## Begin

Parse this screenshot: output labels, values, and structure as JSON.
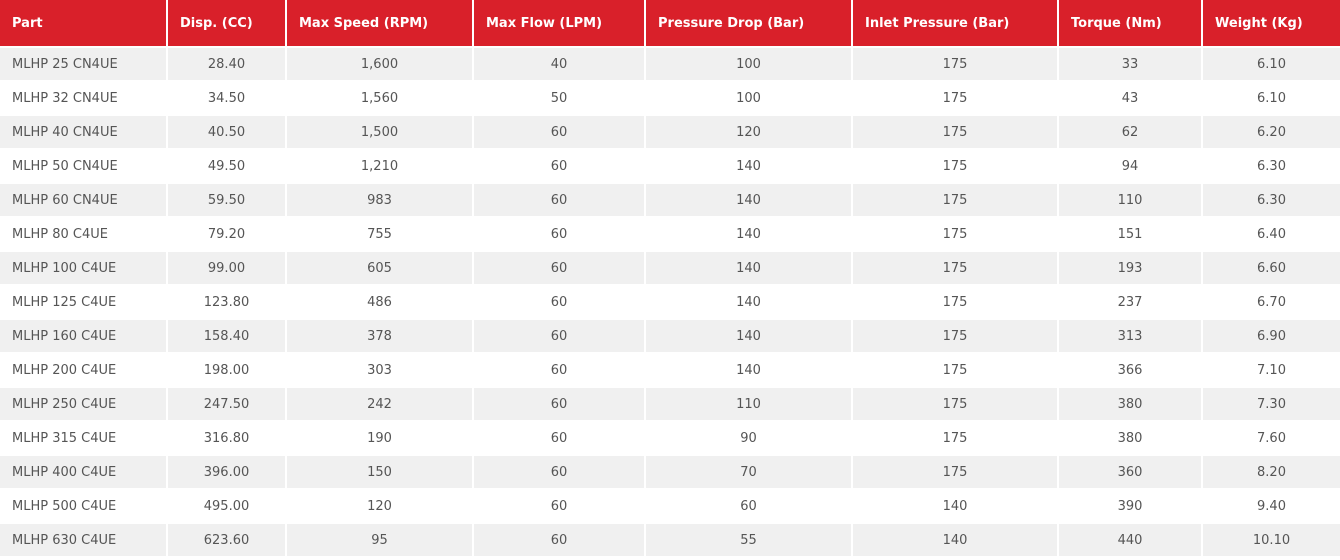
{
  "table": {
    "header": [
      "Part",
      "Disp. (CC)",
      "Max Speed (RPM)",
      "Max Flow (LPM)",
      "Pressure Drop (Bar)",
      "Inlet Pressure (Bar)",
      "Torque (Nm)",
      "Weight (Kg)"
    ],
    "rows": [
      [
        "MLHP 25 CN4UE",
        "28.40",
        "1,600",
        "40",
        "100",
        "175",
        "33",
        "6.10"
      ],
      [
        "MLHP 32 CN4UE",
        "34.50",
        "1,560",
        "50",
        "100",
        "175",
        "43",
        "6.10"
      ],
      [
        "MLHP 40 CN4UE",
        "40.50",
        "1,500",
        "60",
        "120",
        "175",
        "62",
        "6.20"
      ],
      [
        "MLHP 50 CN4UE",
        "49.50",
        "1,210",
        "60",
        "140",
        "175",
        "94",
        "6.30"
      ],
      [
        "MLHP 60 CN4UE",
        "59.50",
        "983",
        "60",
        "140",
        "175",
        "110",
        "6.30"
      ],
      [
        "MLHP 80 C4UE",
        "79.20",
        "755",
        "60",
        "140",
        "175",
        "151",
        "6.40"
      ],
      [
        "MLHP 100 C4UE",
        "99.00",
        "605",
        "60",
        "140",
        "175",
        "193",
        "6.60"
      ],
      [
        "MLHP 125 C4UE",
        "123.80",
        "486",
        "60",
        "140",
        "175",
        "237",
        "6.70"
      ],
      [
        "MLHP 160 C4UE",
        "158.40",
        "378",
        "60",
        "140",
        "175",
        "313",
        "6.90"
      ],
      [
        "MLHP 200 C4UE",
        "198.00",
        "303",
        "60",
        "140",
        "175",
        "366",
        "7.10"
      ],
      [
        "MLHP 250 C4UE",
        "247.50",
        "242",
        "60",
        "110",
        "175",
        "380",
        "7.30"
      ],
      [
        "MLHP 315 C4UE",
        "316.80",
        "190",
        "60",
        "90",
        "175",
        "380",
        "7.60"
      ],
      [
        "MLHP 400 C4UE",
        "396.00",
        "150",
        "60",
        "70",
        "175",
        "360",
        "8.20"
      ],
      [
        "MLHP 500 C4UE",
        "495.00",
        "120",
        "60",
        "60",
        "140",
        "390",
        "9.40"
      ],
      [
        "MLHP 630 C4UE",
        "623.60",
        "95",
        "60",
        "55",
        "140",
        "440",
        "10.10"
      ]
    ]
  }
}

## End

# [TO DO]
Quote the full listing above word for word; exclude every picture from the copy.

# [EXERCISE ANSWER]
Parse this screenshot: output labels, values, and structure as JSON.
{
  "table": {
    "header": [
      "Part",
      "Disp. (CC)",
      "Max Speed (RPM)",
      "Max Flow (LPM)",
      "Pressure Drop (Bar)",
      "Inlet Pressure (Bar)",
      "Torque (Nm)",
      "Weight (Kg)"
    ],
    "rows": [
      [
        "MLHP 25 CN4UE",
        "28.40",
        "1,600",
        "40",
        "100",
        "175",
        "33",
        "6.10"
      ],
      [
        "MLHP 32 CN4UE",
        "34.50",
        "1,560",
        "50",
        "100",
        "175",
        "43",
        "6.10"
      ],
      [
        "MLHP 40 CN4UE",
        "40.50",
        "1,500",
        "60",
        "120",
        "175",
        "62",
        "6.20"
      ],
      [
        "MLHP 50 CN4UE",
        "49.50",
        "1,210",
        "60",
        "140",
        "175",
        "94",
        "6.30"
      ],
      [
        "MLHP 60 CN4UE",
        "59.50",
        "983",
        "60",
        "140",
        "175",
        "110",
        "6.30"
      ],
      [
        "MLHP 80 C4UE",
        "79.20",
        "755",
        "60",
        "140",
        "175",
        "151",
        "6.40"
      ],
      [
        "MLHP 100 C4UE",
        "99.00",
        "605",
        "60",
        "140",
        "175",
        "193",
        "6.60"
      ],
      [
        "MLHP 125 C4UE",
        "123.80",
        "486",
        "60",
        "140",
        "175",
        "237",
        "6.70"
      ],
      [
        "MLHP 160 C4UE",
        "158.40",
        "378",
        "60",
        "140",
        "175",
        "313",
        "6.90"
      ],
      [
        "MLHP 200 C4UE",
        "198.00",
        "303",
        "60",
        "140",
        "175",
        "366",
        "7.10"
      ],
      [
        "MLHP 250 C4UE",
        "247.50",
        "242",
        "60",
        "110",
        "175",
        "380",
        "7.30"
      ],
      [
        "MLHP 315 C4UE",
        "316.80",
        "190",
        "60",
        "90",
        "175",
        "380",
        "7.60"
      ],
      [
        "MLHP 400 C4UE",
        "396.00",
        "150",
        "60",
        "70",
        "175",
        "360",
        "8.20"
      ],
      [
        "MLHP 500 C4UE",
        "495.00",
        "120",
        "60",
        "60",
        "140",
        "390",
        "9.40"
      ],
      [
        "MLHP 630 C4UE",
        "623.60",
        "95",
        "60",
        "55",
        "140",
        "440",
        "10.10"
      ]
    ]
  }
}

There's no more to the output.